==== RAW DATA
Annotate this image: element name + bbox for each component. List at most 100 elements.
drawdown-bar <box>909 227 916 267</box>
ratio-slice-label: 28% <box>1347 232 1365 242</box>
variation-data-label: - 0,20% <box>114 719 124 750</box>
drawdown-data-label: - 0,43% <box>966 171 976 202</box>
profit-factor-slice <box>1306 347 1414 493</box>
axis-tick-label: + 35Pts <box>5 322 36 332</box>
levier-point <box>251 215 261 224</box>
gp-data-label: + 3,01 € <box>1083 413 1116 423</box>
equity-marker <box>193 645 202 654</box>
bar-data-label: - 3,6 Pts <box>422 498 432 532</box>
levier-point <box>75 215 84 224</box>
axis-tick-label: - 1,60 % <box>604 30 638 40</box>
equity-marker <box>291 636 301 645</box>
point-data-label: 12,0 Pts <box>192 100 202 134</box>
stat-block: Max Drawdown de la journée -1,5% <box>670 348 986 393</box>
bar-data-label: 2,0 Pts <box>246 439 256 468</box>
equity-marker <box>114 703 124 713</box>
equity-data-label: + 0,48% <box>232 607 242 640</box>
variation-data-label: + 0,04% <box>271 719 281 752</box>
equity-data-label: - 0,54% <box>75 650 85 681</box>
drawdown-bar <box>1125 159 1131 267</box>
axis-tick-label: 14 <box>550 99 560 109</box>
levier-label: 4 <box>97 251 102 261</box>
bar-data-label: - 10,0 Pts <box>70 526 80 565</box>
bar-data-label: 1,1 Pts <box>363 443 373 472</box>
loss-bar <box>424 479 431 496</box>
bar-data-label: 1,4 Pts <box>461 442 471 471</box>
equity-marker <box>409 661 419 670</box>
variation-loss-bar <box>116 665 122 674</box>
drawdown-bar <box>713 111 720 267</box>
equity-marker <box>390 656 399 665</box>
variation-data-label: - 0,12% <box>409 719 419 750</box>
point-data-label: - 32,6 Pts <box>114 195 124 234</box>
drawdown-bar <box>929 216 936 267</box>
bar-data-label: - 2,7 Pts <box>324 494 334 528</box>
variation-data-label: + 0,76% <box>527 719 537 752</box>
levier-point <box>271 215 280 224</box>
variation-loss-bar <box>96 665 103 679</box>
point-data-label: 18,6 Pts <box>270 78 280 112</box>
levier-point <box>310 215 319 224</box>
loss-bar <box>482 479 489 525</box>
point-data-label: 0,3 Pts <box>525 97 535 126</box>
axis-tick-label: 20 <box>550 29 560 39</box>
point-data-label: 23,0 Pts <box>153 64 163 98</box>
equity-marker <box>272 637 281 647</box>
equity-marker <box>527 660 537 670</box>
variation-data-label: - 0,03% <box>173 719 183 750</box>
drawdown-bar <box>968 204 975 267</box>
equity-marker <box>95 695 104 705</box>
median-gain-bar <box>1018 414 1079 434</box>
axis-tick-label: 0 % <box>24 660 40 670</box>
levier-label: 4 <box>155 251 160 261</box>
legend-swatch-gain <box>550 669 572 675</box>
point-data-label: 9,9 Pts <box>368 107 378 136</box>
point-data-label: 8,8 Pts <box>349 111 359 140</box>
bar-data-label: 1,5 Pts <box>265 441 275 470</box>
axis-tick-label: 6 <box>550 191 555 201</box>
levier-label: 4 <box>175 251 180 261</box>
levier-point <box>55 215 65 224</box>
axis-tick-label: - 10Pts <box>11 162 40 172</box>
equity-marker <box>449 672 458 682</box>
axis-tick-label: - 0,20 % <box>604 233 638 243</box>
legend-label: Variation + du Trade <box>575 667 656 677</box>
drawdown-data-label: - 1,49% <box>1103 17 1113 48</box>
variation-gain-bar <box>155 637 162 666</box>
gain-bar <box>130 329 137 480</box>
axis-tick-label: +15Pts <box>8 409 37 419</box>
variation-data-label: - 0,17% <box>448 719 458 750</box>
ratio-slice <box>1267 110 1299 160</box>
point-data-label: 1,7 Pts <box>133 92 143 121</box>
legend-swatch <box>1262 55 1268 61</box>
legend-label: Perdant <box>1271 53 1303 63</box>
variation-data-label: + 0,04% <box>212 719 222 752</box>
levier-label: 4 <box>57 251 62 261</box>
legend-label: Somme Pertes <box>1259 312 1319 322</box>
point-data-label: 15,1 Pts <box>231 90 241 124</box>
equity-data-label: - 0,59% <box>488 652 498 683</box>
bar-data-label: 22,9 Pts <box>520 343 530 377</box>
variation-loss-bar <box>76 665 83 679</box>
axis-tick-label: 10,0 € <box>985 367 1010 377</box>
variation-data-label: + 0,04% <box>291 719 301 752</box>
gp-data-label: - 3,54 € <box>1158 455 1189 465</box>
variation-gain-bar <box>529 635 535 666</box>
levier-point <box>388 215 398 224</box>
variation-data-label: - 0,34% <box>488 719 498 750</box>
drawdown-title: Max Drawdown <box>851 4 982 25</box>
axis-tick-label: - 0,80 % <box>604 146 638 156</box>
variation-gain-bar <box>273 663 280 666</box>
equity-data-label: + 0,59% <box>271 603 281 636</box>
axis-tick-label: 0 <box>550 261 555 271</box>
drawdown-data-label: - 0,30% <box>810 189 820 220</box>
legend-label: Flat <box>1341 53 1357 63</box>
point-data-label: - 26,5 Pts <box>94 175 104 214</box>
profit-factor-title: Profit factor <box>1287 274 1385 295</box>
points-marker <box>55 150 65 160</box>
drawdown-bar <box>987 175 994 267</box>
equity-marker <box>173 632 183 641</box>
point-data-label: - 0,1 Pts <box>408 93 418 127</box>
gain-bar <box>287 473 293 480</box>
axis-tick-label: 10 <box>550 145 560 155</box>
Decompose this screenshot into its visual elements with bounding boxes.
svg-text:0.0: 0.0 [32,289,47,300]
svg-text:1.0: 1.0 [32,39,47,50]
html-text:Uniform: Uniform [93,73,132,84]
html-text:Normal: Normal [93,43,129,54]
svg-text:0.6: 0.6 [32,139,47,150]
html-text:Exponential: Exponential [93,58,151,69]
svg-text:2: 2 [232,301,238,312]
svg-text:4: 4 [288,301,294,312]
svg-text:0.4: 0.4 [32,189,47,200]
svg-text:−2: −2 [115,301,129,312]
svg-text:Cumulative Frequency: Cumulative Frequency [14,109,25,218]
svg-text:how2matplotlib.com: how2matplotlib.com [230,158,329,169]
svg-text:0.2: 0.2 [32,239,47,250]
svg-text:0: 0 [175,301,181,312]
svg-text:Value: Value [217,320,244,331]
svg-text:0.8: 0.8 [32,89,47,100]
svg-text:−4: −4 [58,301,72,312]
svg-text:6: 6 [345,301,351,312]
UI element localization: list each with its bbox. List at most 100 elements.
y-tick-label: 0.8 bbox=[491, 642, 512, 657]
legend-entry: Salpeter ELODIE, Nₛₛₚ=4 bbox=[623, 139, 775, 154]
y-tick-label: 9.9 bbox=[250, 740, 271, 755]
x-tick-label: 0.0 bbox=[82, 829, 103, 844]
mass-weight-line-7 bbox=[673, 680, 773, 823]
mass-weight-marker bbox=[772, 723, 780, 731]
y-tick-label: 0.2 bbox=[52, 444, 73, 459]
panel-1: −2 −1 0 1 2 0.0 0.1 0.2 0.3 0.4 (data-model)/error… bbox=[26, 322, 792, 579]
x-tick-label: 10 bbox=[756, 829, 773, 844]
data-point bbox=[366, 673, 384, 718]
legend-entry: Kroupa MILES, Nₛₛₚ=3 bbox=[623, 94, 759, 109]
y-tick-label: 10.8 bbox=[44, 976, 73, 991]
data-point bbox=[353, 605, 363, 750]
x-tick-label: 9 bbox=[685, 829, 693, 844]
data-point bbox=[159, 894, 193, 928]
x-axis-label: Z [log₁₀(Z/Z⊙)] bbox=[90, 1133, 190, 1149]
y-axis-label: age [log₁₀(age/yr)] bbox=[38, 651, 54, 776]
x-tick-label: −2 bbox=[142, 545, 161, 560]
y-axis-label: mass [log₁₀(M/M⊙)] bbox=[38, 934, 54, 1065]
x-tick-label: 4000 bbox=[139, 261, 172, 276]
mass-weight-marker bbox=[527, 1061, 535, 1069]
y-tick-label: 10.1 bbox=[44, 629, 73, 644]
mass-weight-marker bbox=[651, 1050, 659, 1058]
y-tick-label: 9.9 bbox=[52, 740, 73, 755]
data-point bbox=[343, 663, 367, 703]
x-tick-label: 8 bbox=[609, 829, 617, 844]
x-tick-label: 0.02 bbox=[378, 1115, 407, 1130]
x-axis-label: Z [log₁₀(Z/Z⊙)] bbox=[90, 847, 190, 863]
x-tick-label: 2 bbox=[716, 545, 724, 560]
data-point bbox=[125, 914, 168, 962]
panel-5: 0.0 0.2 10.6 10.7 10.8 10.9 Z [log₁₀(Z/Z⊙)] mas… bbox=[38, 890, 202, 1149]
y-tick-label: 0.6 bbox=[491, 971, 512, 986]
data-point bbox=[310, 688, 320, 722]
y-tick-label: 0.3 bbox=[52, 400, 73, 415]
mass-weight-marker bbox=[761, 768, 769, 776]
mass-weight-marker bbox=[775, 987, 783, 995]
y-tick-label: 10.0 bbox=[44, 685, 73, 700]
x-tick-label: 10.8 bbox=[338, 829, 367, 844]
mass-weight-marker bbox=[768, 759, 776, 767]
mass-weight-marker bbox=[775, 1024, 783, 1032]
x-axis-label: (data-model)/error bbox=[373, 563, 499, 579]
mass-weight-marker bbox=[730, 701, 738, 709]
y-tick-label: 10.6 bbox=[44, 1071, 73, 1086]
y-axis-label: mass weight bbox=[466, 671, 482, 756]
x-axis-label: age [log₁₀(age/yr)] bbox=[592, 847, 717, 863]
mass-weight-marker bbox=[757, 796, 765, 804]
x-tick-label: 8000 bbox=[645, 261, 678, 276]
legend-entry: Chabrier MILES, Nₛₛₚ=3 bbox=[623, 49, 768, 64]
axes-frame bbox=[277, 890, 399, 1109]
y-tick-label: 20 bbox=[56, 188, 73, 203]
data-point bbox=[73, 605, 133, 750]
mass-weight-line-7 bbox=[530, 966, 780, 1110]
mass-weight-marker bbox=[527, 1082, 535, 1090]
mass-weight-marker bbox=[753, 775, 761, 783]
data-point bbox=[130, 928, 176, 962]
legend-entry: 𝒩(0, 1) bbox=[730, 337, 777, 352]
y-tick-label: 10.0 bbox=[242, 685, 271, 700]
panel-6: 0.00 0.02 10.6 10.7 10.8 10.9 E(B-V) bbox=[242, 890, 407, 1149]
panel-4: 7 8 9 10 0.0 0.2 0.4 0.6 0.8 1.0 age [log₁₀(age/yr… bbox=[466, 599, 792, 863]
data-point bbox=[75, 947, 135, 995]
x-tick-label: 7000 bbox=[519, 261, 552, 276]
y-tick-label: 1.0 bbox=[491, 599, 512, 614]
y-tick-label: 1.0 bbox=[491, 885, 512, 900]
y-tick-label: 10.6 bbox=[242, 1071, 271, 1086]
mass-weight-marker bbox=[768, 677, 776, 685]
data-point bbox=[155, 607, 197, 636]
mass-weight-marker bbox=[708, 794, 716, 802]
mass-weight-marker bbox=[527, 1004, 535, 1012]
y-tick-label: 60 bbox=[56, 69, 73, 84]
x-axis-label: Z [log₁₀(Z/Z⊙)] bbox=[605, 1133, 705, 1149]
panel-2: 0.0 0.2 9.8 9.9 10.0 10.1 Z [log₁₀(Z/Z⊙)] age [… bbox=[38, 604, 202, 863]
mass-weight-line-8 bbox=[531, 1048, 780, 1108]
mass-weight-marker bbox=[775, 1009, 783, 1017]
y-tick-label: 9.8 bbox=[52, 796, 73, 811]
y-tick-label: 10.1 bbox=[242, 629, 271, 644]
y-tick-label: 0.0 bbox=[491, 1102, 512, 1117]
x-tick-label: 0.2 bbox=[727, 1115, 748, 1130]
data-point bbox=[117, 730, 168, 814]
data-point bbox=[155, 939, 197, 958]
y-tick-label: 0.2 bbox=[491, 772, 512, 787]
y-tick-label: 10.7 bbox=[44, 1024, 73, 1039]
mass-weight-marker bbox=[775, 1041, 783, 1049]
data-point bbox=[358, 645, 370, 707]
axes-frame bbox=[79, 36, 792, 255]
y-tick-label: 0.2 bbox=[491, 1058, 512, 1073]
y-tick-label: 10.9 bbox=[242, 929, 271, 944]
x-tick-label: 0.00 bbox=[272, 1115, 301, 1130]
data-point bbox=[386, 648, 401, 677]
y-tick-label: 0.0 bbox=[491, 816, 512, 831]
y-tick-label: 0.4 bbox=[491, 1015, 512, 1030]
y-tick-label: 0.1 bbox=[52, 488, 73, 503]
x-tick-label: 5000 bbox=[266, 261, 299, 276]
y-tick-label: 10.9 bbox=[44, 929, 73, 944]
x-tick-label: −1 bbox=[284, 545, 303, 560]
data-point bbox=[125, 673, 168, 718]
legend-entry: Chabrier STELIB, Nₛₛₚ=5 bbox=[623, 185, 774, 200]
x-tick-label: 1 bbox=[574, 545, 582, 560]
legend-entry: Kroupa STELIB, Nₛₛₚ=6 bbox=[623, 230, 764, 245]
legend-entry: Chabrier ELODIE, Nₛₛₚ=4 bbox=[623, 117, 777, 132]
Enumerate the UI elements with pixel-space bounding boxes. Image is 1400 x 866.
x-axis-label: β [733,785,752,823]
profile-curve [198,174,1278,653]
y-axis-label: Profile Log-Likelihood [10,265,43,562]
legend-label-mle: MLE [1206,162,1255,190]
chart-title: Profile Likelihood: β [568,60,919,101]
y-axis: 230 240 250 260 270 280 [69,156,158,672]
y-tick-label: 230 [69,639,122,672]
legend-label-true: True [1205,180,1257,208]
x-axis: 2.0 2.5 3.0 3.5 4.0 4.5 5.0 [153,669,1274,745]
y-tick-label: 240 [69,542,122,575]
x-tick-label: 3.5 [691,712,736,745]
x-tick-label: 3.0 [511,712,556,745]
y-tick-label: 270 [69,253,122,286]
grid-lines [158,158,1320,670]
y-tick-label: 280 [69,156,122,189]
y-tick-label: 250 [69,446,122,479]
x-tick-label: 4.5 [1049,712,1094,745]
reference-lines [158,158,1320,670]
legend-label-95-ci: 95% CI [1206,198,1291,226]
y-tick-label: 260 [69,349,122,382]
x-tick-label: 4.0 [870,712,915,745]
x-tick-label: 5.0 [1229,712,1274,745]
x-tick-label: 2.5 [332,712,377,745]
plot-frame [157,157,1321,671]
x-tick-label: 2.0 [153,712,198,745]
========
● TASK DETAILS
Reproduce the material verbatim, starting with its first line and going on through the line that contains "bar-data-label: 1,1 Pts". Include both of those lines.

● RIGHT ANSWER
Annotate this image: element name + bbox for each component. List at most 100 elements.
drawdown-bar <box>909 227 916 267</box>
ratio-slice-label: 28% <box>1347 232 1365 242</box>
variation-data-label: - 0,20% <box>114 719 124 750</box>
drawdown-data-label: - 0,43% <box>966 171 976 202</box>
profit-factor-slice <box>1306 347 1414 493</box>
axis-tick-label: + 35Pts <box>5 322 36 332</box>
levier-point <box>251 215 261 224</box>
gp-data-label: + 3,01 € <box>1083 413 1116 423</box>
equity-marker <box>193 645 202 654</box>
bar-data-label: - 3,6 Pts <box>422 498 432 532</box>
levier-point <box>75 215 84 224</box>
axis-tick-label: - 1,60 % <box>604 30 638 40</box>
equity-marker <box>291 636 301 645</box>
point-data-label: 12,0 Pts <box>192 100 202 134</box>
stat-block: Max Drawdown de la journée -1,5% <box>670 348 986 393</box>
bar-data-label: 2,0 Pts <box>246 439 256 468</box>
equity-marker <box>114 703 124 713</box>
equity-data-label: + 0,48% <box>232 607 242 640</box>
variation-data-label: + 0,04% <box>271 719 281 752</box>
equity-data-label: - 0,54% <box>75 650 85 681</box>
drawdown-bar <box>1125 159 1131 267</box>
axis-tick-label: 14 <box>550 99 560 109</box>
levier-label: 4 <box>97 251 102 261</box>
bar-data-label: - 10,0 Pts <box>70 526 80 565</box>
bar-data-label: 1,1 Pts <box>363 443 373 472</box>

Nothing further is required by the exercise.